> _Material shown_:
________

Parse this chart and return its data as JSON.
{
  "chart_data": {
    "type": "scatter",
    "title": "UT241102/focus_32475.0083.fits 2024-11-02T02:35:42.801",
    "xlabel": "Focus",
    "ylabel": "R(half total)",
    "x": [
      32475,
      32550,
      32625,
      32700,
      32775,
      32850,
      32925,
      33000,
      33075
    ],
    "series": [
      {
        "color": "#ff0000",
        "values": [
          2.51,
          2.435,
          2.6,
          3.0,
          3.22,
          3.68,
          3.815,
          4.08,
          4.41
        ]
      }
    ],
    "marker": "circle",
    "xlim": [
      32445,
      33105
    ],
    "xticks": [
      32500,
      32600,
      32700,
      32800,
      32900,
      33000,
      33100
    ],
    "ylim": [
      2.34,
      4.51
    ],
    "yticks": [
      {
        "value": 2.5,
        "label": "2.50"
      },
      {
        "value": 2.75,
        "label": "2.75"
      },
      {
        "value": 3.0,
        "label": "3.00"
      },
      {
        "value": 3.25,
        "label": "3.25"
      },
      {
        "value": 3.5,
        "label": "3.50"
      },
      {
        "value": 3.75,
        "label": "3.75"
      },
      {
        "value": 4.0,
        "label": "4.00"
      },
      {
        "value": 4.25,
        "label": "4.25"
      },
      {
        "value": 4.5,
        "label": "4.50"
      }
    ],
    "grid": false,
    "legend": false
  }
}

________

Print the records above exactly as they appear.

> _Correct output_:
Parse this chart and return its data as JSON.
{
  "chart_data": {
    "type": "scatter",
    "title": "UT241102/focus_32475.0083.fits 2024-11-02T02:35:42.801",
    "xlabel": "Focus",
    "ylabel": "R(half total)",
    "x": [
      32475,
      32550,
      32625,
      32700,
      32775,
      32850,
      32925,
      33000,
      33075
    ],
    "series": [
      {
        "color": "#ff0000",
        "values": [
          2.51,
          2.435,
          2.6,
          3.0,
          3.22,
          3.68,
          3.815,
          4.08,
          4.41
        ]
      }
    ],
    "marker": "circle",
    "xlim": [
      32445,
      33105
    ],
    "xticks": [
      32500,
      32600,
      32700,
      32800,
      32900,
      33000,
      33100
    ],
    "ylim": [
      2.34,
      4.51
    ],
    "yticks": [
      {
        "value": 2.5,
        "label": "2.50"
      },
      {
        "value": 2.75,
        "label": "2.75"
      },
      {
        "value": 3.0,
        "label": "3.00"
      },
      {
        "value": 3.25,
        "label": "3.25"
      },
      {
        "value": 3.5,
        "label": "3.50"
      },
      {
        "value": 3.75,
        "label": "3.75"
      },
      {
        "value": 4.0,
        "label": "4.00"
      },
      {
        "value": 4.25,
        "label": "4.25"
      },
      {
        "value": 4.5,
        "label": "4.50"
      }
    ],
    "grid": false,
    "legend": false
  }
}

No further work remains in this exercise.